§ Ejercicio escrito A
Según el fragmento sobre el hispanismo, ¿por qué el hispanismo internacional actualiza al humanismo? Explícalo en una o dos oraciones.

*** Sección del documento ***

El hispanismo es la agencia del lenguaje mutuo. El español reconoce en su espejo americano no su historia, sino su porvenir: después del Índice, el canon y las censuras, los clásicos modernos americanos reeditados en España ponen al día la conversación. Otro tanto ocurre con el Quijote en Estados Unidos, leído en español como si rehiciera el camino y en inglés como si ganara otra batalla. El hispanismo internacional actualiza al humanismo: en su origen está la mezcla y en su fin.

***

§ Ejercicio escrito B
Copia literalmente los registros desde la línea que contiene "Decompose this screenshot" hasta la que contiene "- article: [0, 140, 650, 616]", ambas incluidas.

*** Datos de entrada ***

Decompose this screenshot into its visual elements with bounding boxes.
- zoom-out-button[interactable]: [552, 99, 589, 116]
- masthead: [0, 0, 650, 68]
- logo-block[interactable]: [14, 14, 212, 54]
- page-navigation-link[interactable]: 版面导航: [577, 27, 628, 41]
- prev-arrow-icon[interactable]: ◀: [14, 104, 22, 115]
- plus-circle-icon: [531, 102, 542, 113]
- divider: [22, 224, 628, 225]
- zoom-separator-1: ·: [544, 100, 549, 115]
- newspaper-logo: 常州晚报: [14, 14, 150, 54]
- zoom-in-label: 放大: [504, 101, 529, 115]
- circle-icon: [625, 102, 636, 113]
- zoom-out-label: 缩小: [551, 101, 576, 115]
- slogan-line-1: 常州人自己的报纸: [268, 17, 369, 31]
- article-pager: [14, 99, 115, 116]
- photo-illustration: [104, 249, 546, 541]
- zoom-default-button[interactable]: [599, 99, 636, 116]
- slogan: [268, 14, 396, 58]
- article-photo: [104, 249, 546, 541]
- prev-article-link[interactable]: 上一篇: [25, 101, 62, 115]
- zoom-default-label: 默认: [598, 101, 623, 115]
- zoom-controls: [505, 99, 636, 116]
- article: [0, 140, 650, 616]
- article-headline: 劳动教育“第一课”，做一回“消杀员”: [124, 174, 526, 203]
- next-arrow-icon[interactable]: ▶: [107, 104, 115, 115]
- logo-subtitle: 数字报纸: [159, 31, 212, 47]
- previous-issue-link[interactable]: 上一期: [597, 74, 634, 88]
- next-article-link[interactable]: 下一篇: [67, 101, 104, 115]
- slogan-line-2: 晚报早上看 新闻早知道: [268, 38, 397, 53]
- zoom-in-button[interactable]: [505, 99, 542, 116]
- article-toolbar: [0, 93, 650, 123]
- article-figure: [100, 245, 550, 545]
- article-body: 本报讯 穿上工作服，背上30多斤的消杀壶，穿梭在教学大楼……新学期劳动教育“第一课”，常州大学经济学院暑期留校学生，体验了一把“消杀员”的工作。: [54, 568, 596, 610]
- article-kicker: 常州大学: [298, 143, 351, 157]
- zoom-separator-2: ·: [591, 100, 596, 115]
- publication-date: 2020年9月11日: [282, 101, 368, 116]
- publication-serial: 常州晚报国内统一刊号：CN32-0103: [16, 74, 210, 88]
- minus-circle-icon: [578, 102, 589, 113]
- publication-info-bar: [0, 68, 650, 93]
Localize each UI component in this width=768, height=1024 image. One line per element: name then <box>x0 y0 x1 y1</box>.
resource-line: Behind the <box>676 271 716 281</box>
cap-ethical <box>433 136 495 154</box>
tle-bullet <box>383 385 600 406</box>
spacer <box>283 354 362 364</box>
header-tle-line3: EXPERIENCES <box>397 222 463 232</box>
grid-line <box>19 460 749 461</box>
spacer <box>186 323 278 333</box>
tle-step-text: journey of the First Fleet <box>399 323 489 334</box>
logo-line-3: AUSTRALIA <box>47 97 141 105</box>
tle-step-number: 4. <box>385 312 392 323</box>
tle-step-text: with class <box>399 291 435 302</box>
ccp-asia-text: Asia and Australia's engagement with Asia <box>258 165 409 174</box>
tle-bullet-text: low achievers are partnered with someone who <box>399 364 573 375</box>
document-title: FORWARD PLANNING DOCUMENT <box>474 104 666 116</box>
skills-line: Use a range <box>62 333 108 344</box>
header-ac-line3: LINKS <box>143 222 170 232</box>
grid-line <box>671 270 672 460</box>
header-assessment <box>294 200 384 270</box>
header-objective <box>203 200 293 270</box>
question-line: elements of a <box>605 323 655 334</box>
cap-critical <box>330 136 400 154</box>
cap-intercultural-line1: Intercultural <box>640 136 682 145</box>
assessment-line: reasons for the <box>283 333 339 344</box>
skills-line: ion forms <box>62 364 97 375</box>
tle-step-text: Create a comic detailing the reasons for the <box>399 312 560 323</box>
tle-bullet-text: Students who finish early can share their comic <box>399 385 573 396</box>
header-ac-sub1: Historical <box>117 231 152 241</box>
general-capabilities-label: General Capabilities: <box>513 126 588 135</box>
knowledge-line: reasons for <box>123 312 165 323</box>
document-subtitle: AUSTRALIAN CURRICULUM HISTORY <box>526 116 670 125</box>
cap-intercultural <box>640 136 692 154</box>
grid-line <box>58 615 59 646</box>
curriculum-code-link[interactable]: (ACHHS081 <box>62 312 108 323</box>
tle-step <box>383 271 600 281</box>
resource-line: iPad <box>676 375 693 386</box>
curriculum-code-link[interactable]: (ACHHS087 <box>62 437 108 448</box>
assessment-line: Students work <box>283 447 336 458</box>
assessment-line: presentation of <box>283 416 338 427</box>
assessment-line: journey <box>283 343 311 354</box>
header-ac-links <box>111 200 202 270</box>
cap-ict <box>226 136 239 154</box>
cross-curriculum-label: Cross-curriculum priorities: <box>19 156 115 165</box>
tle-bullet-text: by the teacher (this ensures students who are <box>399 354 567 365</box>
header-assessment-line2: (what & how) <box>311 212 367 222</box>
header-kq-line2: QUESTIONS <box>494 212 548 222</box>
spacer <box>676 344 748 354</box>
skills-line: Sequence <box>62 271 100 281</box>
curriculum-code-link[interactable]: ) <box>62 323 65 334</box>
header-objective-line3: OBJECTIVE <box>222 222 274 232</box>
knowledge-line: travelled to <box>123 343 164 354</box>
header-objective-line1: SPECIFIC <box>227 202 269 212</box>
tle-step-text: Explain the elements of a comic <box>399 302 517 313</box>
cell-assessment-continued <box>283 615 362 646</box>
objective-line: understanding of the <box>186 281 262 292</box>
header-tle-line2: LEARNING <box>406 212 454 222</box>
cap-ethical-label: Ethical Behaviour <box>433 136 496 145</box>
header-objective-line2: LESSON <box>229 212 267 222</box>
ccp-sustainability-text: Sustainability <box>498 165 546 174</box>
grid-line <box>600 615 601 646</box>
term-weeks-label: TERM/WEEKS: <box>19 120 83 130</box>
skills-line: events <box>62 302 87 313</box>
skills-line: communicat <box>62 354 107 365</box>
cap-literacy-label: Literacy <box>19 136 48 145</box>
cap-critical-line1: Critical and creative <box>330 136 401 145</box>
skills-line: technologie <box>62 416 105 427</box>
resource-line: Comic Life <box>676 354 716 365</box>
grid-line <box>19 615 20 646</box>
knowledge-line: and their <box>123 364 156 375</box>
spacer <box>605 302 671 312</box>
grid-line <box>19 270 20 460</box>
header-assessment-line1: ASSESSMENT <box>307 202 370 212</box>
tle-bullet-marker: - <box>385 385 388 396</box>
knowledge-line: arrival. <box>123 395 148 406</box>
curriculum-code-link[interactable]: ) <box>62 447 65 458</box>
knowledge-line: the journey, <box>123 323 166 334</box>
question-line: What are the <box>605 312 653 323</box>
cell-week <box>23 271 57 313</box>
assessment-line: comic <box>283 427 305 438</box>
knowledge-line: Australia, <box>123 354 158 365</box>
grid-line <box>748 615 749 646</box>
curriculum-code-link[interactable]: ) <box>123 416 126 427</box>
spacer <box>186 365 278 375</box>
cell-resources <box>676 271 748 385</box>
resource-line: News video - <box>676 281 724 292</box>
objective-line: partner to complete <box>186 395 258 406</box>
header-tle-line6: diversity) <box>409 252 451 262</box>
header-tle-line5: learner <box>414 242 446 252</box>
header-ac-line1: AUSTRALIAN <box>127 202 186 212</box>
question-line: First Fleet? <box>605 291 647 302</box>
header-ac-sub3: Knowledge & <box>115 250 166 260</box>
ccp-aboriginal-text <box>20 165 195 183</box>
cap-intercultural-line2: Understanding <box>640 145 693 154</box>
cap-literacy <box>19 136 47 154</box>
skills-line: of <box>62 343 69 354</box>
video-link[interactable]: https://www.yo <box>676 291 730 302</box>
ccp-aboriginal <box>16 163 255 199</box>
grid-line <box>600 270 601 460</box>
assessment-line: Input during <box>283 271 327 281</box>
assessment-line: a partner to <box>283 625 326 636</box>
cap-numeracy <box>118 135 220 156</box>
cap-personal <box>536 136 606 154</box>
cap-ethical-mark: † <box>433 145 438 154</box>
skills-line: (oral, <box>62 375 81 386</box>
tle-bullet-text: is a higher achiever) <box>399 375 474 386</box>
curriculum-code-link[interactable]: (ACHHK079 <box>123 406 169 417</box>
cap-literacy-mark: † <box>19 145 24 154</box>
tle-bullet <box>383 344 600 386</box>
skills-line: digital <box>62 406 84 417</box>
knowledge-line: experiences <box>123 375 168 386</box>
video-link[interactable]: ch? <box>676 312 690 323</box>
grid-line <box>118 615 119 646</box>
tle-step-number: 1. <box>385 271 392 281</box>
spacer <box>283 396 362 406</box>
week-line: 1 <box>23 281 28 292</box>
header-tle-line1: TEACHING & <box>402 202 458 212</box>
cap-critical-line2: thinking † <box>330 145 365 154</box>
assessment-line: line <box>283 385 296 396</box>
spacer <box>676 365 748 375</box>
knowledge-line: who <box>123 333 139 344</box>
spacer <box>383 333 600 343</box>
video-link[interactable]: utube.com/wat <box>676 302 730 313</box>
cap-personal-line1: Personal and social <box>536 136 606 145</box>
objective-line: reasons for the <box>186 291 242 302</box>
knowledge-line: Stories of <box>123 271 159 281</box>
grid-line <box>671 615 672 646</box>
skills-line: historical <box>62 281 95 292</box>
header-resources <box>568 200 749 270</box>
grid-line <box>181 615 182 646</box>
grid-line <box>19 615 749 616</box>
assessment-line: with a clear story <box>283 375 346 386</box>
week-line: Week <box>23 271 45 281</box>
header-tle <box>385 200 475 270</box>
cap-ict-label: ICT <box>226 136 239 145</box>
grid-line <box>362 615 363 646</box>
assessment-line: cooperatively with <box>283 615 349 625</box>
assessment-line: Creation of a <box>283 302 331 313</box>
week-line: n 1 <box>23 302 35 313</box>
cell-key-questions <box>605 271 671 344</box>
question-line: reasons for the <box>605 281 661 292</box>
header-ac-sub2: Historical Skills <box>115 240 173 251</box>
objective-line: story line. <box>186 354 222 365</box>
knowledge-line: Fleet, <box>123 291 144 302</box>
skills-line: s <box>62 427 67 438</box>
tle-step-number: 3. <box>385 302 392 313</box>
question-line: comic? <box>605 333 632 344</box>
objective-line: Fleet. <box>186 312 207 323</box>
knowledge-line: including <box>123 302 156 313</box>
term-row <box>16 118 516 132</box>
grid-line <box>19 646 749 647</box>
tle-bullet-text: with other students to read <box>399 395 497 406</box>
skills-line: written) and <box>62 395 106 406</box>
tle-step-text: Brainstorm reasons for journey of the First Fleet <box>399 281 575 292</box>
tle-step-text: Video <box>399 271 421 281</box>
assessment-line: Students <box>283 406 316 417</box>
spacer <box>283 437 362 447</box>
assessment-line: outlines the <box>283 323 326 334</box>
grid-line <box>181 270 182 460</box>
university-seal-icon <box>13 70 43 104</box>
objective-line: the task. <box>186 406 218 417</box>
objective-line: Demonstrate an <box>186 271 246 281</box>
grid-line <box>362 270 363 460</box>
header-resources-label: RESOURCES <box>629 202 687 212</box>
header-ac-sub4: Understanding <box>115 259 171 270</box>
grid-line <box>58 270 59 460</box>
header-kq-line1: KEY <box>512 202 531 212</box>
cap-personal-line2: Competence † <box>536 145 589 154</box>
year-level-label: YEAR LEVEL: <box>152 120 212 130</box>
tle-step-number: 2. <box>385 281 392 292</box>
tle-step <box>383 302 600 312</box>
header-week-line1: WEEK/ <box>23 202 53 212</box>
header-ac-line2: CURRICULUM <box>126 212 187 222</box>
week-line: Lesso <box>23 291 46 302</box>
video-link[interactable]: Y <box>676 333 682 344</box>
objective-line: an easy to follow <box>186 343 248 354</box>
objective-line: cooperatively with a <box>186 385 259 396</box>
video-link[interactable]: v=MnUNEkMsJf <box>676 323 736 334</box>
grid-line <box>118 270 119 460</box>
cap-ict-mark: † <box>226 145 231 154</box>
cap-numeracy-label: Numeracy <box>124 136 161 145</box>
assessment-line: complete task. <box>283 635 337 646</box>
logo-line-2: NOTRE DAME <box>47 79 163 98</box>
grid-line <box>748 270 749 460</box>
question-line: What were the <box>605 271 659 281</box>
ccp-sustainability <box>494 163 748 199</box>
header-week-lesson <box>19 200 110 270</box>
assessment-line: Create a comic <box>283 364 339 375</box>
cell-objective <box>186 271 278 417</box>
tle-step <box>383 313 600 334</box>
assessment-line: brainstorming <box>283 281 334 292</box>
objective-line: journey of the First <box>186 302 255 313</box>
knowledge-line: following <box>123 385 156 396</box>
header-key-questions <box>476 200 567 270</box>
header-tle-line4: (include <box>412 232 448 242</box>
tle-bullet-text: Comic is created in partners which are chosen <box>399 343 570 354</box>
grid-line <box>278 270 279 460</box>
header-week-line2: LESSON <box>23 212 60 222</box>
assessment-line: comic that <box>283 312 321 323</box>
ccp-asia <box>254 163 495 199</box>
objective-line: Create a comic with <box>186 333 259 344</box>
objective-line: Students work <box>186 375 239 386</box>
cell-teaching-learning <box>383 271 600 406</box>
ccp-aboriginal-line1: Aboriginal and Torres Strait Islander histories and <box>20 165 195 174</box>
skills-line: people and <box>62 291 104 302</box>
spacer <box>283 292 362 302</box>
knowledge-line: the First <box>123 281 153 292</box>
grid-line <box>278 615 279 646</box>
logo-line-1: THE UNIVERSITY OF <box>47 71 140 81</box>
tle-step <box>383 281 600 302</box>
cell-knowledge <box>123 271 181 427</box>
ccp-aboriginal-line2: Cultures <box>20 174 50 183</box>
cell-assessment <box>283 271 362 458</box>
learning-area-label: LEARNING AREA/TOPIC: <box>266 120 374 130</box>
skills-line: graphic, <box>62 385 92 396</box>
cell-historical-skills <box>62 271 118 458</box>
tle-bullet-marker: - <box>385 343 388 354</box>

***
*** Datos de entrada ***

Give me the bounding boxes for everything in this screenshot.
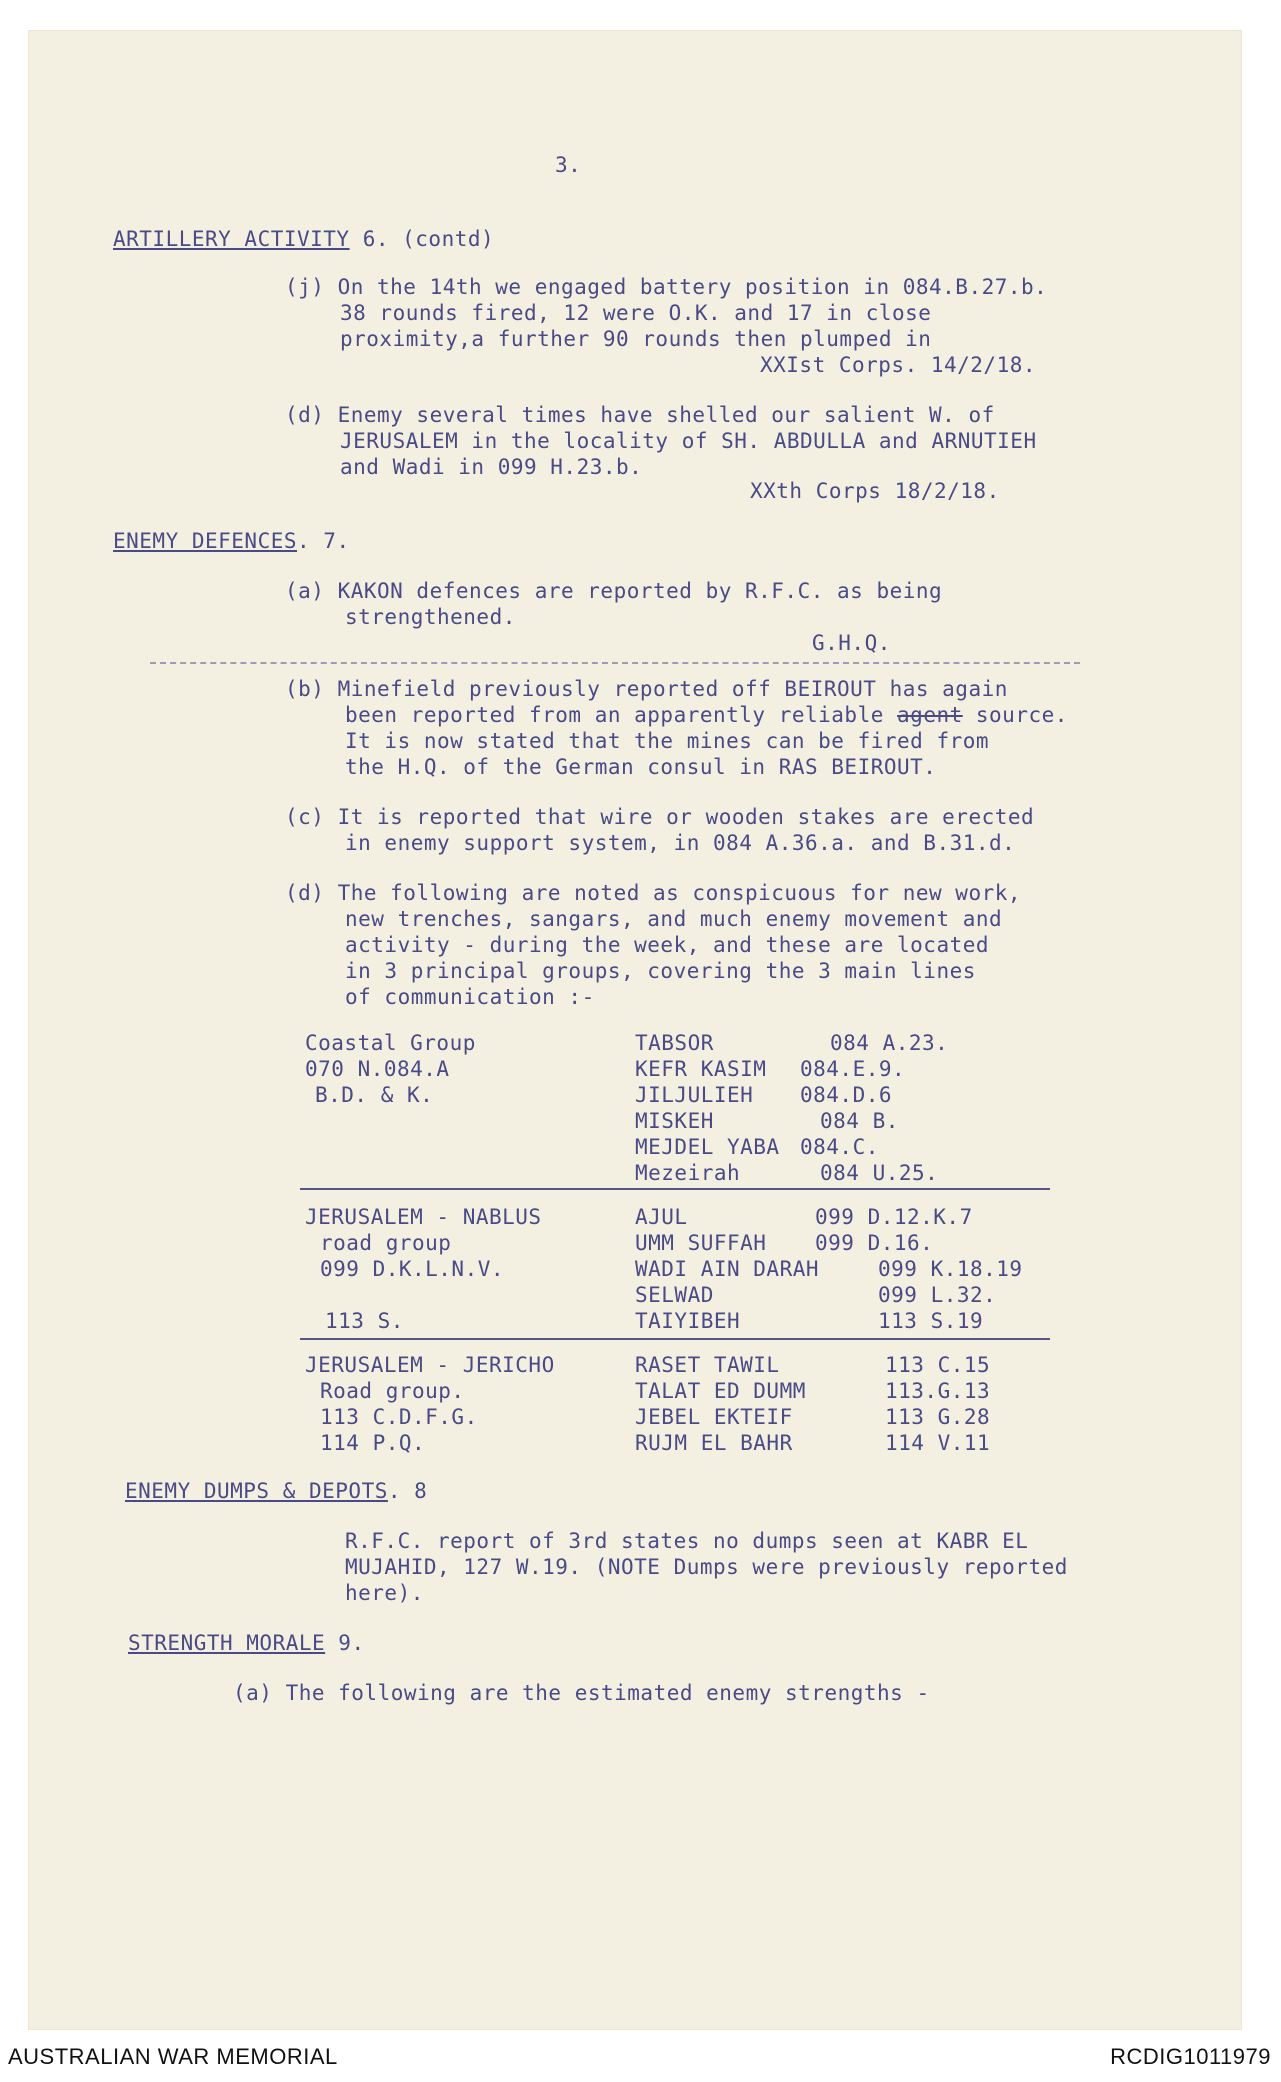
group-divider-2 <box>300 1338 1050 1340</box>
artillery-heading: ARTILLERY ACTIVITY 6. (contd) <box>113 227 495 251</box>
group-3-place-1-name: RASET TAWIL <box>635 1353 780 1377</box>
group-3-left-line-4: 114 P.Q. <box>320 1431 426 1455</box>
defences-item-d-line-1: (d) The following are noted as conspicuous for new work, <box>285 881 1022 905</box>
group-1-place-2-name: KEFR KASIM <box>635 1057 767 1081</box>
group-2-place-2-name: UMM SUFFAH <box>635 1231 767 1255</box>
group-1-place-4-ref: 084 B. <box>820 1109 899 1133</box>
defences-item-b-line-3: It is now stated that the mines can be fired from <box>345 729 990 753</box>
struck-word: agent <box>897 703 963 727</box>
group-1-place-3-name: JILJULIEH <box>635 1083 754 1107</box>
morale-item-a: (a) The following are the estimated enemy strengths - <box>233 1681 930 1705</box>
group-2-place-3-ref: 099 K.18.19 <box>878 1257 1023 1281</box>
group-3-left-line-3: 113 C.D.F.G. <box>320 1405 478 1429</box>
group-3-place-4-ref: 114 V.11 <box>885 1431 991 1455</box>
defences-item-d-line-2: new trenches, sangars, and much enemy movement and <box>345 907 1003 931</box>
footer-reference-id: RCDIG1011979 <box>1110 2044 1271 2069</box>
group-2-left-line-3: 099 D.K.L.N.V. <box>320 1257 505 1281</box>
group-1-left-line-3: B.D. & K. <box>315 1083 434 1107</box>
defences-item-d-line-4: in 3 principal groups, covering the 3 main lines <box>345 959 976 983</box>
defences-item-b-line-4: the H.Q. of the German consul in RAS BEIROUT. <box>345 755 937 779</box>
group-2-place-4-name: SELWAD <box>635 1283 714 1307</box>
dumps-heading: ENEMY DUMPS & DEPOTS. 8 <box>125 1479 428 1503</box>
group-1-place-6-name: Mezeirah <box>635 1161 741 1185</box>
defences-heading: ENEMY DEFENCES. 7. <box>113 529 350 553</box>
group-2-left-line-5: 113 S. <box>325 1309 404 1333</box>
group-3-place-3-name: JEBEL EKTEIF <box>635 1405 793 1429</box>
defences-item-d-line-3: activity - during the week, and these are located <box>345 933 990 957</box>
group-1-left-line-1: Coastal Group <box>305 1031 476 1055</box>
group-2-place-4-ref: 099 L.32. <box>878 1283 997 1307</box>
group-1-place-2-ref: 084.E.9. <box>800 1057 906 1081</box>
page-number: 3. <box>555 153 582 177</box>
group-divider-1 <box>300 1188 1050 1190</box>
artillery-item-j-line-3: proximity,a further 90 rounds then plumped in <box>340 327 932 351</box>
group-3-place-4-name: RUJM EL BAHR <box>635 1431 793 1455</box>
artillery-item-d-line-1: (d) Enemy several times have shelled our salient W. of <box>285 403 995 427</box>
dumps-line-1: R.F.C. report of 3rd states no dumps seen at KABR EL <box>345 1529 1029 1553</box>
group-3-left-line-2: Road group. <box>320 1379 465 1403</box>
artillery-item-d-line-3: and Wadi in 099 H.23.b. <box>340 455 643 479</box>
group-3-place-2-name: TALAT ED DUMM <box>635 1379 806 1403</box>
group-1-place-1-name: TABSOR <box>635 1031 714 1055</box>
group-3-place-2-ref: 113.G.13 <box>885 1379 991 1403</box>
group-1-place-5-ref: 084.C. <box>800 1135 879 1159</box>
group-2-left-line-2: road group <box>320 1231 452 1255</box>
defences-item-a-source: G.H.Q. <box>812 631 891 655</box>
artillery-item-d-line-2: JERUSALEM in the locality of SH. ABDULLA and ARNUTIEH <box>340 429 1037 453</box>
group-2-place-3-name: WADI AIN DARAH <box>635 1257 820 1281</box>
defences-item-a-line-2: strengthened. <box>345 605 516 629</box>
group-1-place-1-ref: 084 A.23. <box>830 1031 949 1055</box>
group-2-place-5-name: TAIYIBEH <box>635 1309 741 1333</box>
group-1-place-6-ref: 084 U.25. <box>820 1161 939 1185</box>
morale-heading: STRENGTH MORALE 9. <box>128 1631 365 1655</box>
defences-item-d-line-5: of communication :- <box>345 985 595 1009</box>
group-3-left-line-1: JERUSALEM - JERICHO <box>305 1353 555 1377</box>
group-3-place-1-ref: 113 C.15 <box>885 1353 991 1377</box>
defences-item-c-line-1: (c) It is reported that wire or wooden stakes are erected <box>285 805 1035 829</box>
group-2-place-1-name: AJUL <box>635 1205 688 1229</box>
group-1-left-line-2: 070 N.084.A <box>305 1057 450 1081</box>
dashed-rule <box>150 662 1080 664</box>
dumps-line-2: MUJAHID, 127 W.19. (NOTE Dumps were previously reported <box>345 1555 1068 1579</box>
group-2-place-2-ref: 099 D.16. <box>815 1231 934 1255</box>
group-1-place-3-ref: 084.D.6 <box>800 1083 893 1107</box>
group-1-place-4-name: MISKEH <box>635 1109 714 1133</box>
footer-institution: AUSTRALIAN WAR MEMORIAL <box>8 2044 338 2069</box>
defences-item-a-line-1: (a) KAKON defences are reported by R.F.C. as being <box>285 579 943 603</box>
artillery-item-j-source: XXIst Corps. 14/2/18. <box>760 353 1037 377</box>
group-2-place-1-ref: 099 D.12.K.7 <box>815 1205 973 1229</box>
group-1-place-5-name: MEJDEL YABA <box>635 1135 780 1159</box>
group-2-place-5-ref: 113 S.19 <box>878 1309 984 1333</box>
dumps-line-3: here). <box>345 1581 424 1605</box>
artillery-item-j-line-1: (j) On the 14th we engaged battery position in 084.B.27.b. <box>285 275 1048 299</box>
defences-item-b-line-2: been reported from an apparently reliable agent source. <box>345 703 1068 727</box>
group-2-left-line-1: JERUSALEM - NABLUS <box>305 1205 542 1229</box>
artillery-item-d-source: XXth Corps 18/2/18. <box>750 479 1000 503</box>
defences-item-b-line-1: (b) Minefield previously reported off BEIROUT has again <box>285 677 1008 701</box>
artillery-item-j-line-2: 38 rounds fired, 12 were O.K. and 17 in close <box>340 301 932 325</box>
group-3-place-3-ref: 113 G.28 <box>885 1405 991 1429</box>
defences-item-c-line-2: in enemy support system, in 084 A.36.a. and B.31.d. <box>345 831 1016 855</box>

***

§ Respuesta final A
Porque la mezcla está tanto en el origen del hispanismo internacional como en su fin.

§ Respuesta final B
Decompose this screenshot into its visual elements with bounding boxes.
- zoom-out-button[interactable]: [552, 99, 589, 116]
- masthead: [0, 0, 650, 68]
- logo-block[interactable]: [14, 14, 212, 54]
- page-navigation-link[interactable]: 版面导航: [577, 27, 628, 41]
- prev-arrow-icon[interactable]: ◀: [14, 104, 22, 115]
- plus-circle-icon: [531, 102, 542, 113]
- divider: [22, 224, 628, 225]
- zoom-separator-1: ·: [544, 100, 549, 115]
- newspaper-logo: 常州晚报: [14, 14, 150, 54]
- zoom-in-label: 放大: [504, 101, 529, 115]
- circle-icon: [625, 102, 636, 113]
- zoom-out-label: 缩小: [551, 101, 576, 115]
- slogan-line-1: 常州人自己的报纸: [268, 17, 369, 31]
- article-pager: [14, 99, 115, 116]
- photo-illustration: [104, 249, 546, 541]
- zoom-default-button[interactable]: [599, 99, 636, 116]
- slogan: [268, 14, 396, 58]
- article-photo: [104, 249, 546, 541]
- prev-article-link[interactable]: 上一篇: [25, 101, 62, 115]
- zoom-default-label: 默认: [598, 101, 623, 115]
- zoom-controls: [505, 99, 636, 116]
- article: [0, 140, 650, 616]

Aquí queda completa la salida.